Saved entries
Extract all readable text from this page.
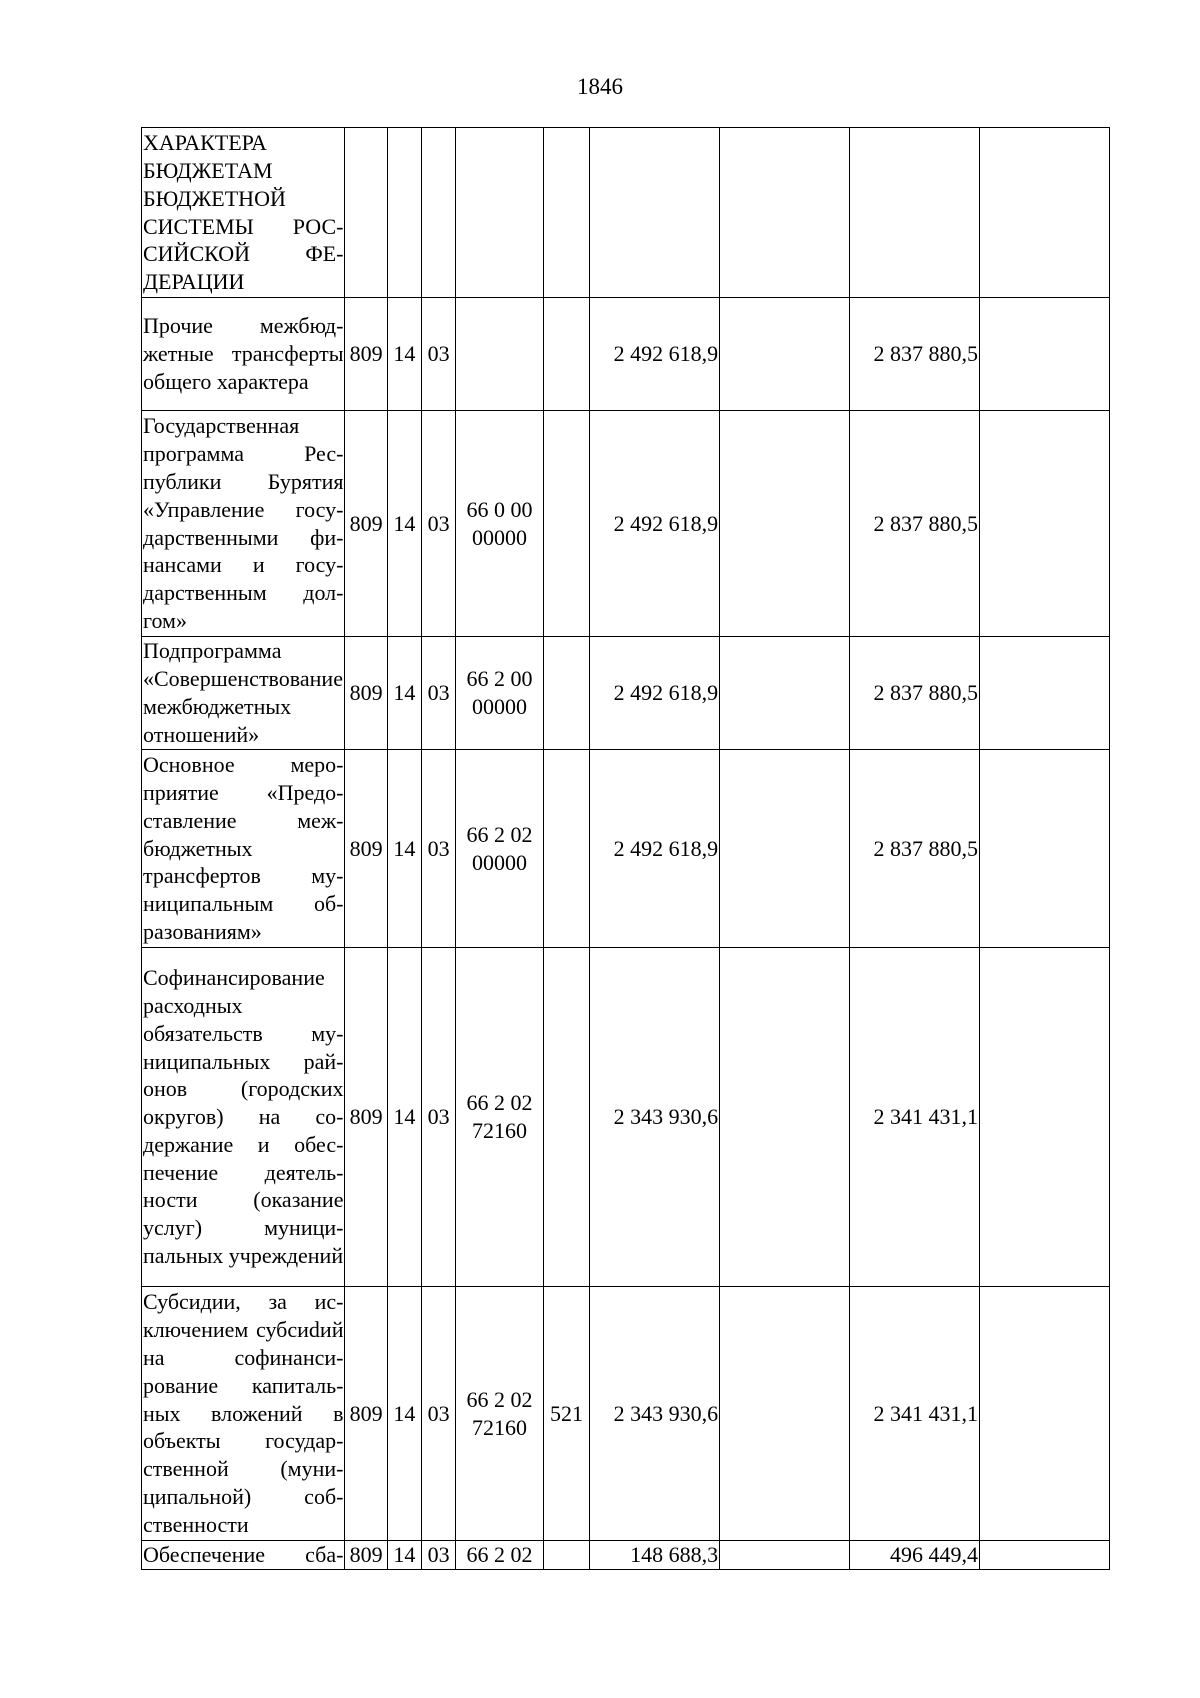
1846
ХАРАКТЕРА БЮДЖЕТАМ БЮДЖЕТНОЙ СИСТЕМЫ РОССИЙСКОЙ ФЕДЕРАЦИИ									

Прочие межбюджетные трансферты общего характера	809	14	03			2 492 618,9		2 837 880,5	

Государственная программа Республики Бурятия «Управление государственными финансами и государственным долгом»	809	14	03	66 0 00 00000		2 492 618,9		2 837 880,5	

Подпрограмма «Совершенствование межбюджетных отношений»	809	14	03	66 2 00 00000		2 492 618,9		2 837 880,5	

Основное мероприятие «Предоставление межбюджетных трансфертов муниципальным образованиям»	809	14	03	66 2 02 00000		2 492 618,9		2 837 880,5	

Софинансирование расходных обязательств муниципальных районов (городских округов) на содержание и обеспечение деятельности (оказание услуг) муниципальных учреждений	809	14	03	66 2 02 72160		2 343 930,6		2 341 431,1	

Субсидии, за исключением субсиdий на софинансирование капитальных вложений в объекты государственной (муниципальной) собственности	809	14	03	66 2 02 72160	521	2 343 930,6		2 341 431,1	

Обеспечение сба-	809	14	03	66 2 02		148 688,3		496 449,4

*AIM OF THE TASK*
Write out each entry exactly as given, but skip the pictures.

*RIGHT ANSWER*
Extract all readable text from this page.
1846
ХАРАКТЕРА БЮДЖЕТАМ БЮДЖЕТНОЙ СИСТЕМЫ РОССИЙСКОЙ ФЕДЕРАЦИИ									

Прочие межбюджетные трансферты общего характера	809	14	03			2 492 618,9		2 837 880,5	

Государственная программа Республики Бурятия «Управление государственными финансами и государственным долгом»	809	14	03	66 0 00 00000		2 492 618,9		2 837 880,5	

Подпрограмма «Совершенствование межбюджетных отношений»	809	14	03	66 2 00 00000		2 492 618,9		2 837 880,5	

Основное мероприятие «Предоставление межбюджетных трансфертов муниципальным образованиям»	809	14	03	66 2 02 00000		2 492 618,9		2 837 880,5	

Софинансирование расходных обязательств муниципальных районов (городских округов) на содержание и обеспечение деятельности (оказание услуг) муниципальных учреждений	809	14	03	66 2 02 72160		2 343 930,6		2 341 431,1	

Субсидии, за исключением субсиdий на софинансирование капитальных вложений в объекты государственной (муниципальной) собственности	809	14	03	66 2 02 72160	521	2 343 930,6		2 341 431,1	

Обеспечение сба-	809	14	03	66 2 02		148 688,3		496 449,4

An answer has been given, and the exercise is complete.